*GOAL OF THE EXERCISE*.
Your task is to output the entries below word for word.

*RECORD EXTRACTS*.
┄┄┄┄┄┄┄┄┄┄┄┄┄┄┄┄┄┄┄┄

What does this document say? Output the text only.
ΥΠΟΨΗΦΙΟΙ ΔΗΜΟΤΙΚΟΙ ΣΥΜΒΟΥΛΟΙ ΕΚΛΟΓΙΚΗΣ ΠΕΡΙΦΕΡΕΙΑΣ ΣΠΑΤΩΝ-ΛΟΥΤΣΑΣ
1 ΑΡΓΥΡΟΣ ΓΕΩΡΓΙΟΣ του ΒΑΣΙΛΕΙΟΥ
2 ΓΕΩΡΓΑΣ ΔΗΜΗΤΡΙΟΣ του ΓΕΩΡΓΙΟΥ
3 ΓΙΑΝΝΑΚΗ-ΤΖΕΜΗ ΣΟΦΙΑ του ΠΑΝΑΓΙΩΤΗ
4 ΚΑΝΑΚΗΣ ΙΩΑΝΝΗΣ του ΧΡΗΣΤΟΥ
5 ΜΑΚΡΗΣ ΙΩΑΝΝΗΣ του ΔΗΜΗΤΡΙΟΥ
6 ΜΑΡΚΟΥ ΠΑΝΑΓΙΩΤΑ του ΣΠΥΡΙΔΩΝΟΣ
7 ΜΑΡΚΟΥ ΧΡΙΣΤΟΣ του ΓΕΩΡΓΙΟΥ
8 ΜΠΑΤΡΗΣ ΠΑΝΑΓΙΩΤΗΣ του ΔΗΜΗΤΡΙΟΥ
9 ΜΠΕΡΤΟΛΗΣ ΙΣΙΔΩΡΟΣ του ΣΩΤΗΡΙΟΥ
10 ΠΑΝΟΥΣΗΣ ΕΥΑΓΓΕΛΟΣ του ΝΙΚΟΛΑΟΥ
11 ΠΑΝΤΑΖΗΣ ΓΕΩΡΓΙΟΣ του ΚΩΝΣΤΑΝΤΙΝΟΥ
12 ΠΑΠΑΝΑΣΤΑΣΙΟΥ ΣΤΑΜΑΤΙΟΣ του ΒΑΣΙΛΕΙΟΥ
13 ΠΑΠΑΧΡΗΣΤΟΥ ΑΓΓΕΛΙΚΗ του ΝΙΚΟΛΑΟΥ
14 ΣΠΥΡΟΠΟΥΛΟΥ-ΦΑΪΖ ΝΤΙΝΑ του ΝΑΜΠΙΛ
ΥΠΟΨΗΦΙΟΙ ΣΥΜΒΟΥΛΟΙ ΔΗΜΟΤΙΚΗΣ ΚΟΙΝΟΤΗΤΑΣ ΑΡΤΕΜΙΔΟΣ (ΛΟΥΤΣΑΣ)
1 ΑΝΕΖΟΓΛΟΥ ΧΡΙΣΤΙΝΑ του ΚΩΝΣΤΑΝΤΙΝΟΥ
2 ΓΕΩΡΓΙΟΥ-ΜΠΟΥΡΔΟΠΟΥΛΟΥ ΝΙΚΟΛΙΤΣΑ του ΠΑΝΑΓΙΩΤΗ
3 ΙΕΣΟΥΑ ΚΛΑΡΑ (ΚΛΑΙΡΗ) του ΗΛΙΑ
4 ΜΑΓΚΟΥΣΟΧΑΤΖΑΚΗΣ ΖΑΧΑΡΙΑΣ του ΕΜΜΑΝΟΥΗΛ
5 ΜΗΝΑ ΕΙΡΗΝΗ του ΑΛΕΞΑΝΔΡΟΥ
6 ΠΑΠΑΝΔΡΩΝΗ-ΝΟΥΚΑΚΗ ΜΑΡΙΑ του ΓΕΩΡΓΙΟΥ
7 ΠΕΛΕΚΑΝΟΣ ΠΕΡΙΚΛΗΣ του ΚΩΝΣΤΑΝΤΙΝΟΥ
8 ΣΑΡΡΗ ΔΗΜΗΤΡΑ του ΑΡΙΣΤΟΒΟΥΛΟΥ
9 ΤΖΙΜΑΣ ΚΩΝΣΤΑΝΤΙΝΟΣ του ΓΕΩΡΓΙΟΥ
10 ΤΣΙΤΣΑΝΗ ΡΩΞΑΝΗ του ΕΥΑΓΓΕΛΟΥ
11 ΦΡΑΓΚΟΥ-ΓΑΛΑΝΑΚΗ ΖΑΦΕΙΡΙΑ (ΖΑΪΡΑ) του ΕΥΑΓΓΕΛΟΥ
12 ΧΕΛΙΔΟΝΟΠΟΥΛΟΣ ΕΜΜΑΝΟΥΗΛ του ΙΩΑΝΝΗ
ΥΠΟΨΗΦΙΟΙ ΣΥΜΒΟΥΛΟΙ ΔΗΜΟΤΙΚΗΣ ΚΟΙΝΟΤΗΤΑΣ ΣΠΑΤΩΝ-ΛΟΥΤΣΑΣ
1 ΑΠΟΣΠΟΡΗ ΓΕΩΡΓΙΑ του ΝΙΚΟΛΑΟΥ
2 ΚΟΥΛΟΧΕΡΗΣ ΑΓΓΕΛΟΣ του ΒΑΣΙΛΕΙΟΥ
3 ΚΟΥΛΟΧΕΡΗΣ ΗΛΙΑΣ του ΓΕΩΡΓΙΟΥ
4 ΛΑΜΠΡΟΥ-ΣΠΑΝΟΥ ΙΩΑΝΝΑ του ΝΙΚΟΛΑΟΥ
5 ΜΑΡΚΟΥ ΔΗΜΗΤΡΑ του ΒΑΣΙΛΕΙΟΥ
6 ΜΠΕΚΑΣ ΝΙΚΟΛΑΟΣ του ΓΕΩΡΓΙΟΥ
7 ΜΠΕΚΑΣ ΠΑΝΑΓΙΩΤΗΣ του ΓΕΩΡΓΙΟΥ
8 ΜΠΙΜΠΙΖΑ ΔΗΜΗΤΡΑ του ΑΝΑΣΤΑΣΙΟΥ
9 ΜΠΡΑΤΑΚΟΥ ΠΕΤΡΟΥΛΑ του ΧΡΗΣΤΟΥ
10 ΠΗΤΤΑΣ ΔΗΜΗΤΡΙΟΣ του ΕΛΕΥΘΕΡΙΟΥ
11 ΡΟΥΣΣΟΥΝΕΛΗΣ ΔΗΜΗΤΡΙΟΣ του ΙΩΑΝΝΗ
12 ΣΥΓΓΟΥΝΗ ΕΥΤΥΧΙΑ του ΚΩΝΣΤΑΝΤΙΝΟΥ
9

┄┄┄┄┄┄┄┄┄┄┄┄┄┄┄┄┄┄┄┄

*CORRECT RESULT*.
What does this document say? Output the text only.
ΥΠΟΨΗΦΙΟΙ ΔΗΜΟΤΙΚΟΙ ΣΥΜΒΟΥΛΟΙ ΕΚΛΟΓΙΚΗΣ ΠΕΡΙΦΕΡΕΙΑΣ ΣΠΑΤΩΝ-ΛΟΥΤΣΑΣ
1 ΑΡΓΥΡΟΣ ΓΕΩΡΓΙΟΣ του ΒΑΣΙΛΕΙΟΥ
2 ΓΕΩΡΓΑΣ ΔΗΜΗΤΡΙΟΣ του ΓΕΩΡΓΙΟΥ
3 ΓΙΑΝΝΑΚΗ-ΤΖΕΜΗ ΣΟΦΙΑ του ΠΑΝΑΓΙΩΤΗ
4 ΚΑΝΑΚΗΣ ΙΩΑΝΝΗΣ του ΧΡΗΣΤΟΥ
5 ΜΑΚΡΗΣ ΙΩΑΝΝΗΣ του ΔΗΜΗΤΡΙΟΥ
6 ΜΑΡΚΟΥ ΠΑΝΑΓΙΩΤΑ του ΣΠΥΡΙΔΩΝΟΣ
7 ΜΑΡΚΟΥ ΧΡΙΣΤΟΣ του ΓΕΩΡΓΙΟΥ
8 ΜΠΑΤΡΗΣ ΠΑΝΑΓΙΩΤΗΣ του ΔΗΜΗΤΡΙΟΥ
9 ΜΠΕΡΤΟΛΗΣ ΙΣΙΔΩΡΟΣ του ΣΩΤΗΡΙΟΥ
10 ΠΑΝΟΥΣΗΣ ΕΥΑΓΓΕΛΟΣ του ΝΙΚΟΛΑΟΥ
11 ΠΑΝΤΑΖΗΣ ΓΕΩΡΓΙΟΣ του ΚΩΝΣΤΑΝΤΙΝΟΥ
12 ΠΑΠΑΝΑΣΤΑΣΙΟΥ ΣΤΑΜΑΤΙΟΣ του ΒΑΣΙΛΕΙΟΥ
13 ΠΑΠΑΧΡΗΣΤΟΥ ΑΓΓΕΛΙΚΗ του ΝΙΚΟΛΑΟΥ
14 ΣΠΥΡΟΠΟΥΛΟΥ-ΦΑΪΖ ΝΤΙΝΑ του ΝΑΜΠΙΛ
ΥΠΟΨΗΦΙΟΙ ΣΥΜΒΟΥΛΟΙ ΔΗΜΟΤΙΚΗΣ ΚΟΙΝΟΤΗΤΑΣ ΑΡΤΕΜΙΔΟΣ (ΛΟΥΤΣΑΣ)
1 ΑΝΕΖΟΓΛΟΥ ΧΡΙΣΤΙΝΑ του ΚΩΝΣΤΑΝΤΙΝΟΥ
2 ΓΕΩΡΓΙΟΥ-ΜΠΟΥΡΔΟΠΟΥΛΟΥ ΝΙΚΟΛΙΤΣΑ του ΠΑΝΑΓΙΩΤΗ
3 ΙΕΣΟΥΑ ΚΛΑΡΑ (ΚΛΑΙΡΗ) του ΗΛΙΑ
4 ΜΑΓΚΟΥΣΟΧΑΤΖΑΚΗΣ ΖΑΧΑΡΙΑΣ του ΕΜΜΑΝΟΥΗΛ
5 ΜΗΝΑ ΕΙΡΗΝΗ του ΑΛΕΞΑΝΔΡΟΥ
6 ΠΑΠΑΝΔΡΩΝΗ-ΝΟΥΚΑΚΗ ΜΑΡΙΑ του ΓΕΩΡΓΙΟΥ
7 ΠΕΛΕΚΑΝΟΣ ΠΕΡΙΚΛΗΣ του ΚΩΝΣΤΑΝΤΙΝΟΥ
8 ΣΑΡΡΗ ΔΗΜΗΤΡΑ του ΑΡΙΣΤΟΒΟΥΛΟΥ
9 ΤΖΙΜΑΣ ΚΩΝΣΤΑΝΤΙΝΟΣ του ΓΕΩΡΓΙΟΥ
10 ΤΣΙΤΣΑΝΗ ΡΩΞΑΝΗ του ΕΥΑΓΓΕΛΟΥ
11 ΦΡΑΓΚΟΥ-ΓΑΛΑΝΑΚΗ ΖΑΦΕΙΡΙΑ (ΖΑΪΡΑ) του ΕΥΑΓΓΕΛΟΥ
12 ΧΕΛΙΔΟΝΟΠΟΥΛΟΣ ΕΜΜΑΝΟΥΗΛ του ΙΩΑΝΝΗ
ΥΠΟΨΗΦΙΟΙ ΣΥΜΒΟΥΛΟΙ ΔΗΜΟΤΙΚΗΣ ΚΟΙΝΟΤΗΤΑΣ ΣΠΑΤΩΝ-ΛΟΥΤΣΑΣ
1 ΑΠΟΣΠΟΡΗ ΓΕΩΡΓΙΑ του ΝΙΚΟΛΑΟΥ
2 ΚΟΥΛΟΧΕΡΗΣ ΑΓΓΕΛΟΣ του ΒΑΣΙΛΕΙΟΥ
3 ΚΟΥΛΟΧΕΡΗΣ ΗΛΙΑΣ του ΓΕΩΡΓΙΟΥ
4 ΛΑΜΠΡΟΥ-ΣΠΑΝΟΥ ΙΩΑΝΝΑ του ΝΙΚΟΛΑΟΥ
5 ΜΑΡΚΟΥ ΔΗΜΗΤΡΑ του ΒΑΣΙΛΕΙΟΥ
6 ΜΠΕΚΑΣ ΝΙΚΟΛΑΟΣ του ΓΕΩΡΓΙΟΥ
7 ΜΠΕΚΑΣ ΠΑΝΑΓΙΩΤΗΣ του ΓΕΩΡΓΙΟΥ
8 ΜΠΙΜΠΙΖΑ ΔΗΜΗΤΡΑ του ΑΝΑΣΤΑΣΙΟΥ
9 ΜΠΡΑΤΑΚΟΥ ΠΕΤΡΟΥΛΑ του ΧΡΗΣΤΟΥ
10 ΠΗΤΤΑΣ ΔΗΜΗΤΡΙΟΣ του ΕΛΕΥΘΕΡΙΟΥ
11 ΡΟΥΣΣΟΥΝΕΛΗΣ ΔΗΜΗΤΡΙΟΣ του ΙΩΑΝΝΗ
12 ΣΥΓΓΟΥΝΗ ΕΥΤΥΧΙΑ του ΚΩΝΣΤΑΝΤΙΝΟΥ
9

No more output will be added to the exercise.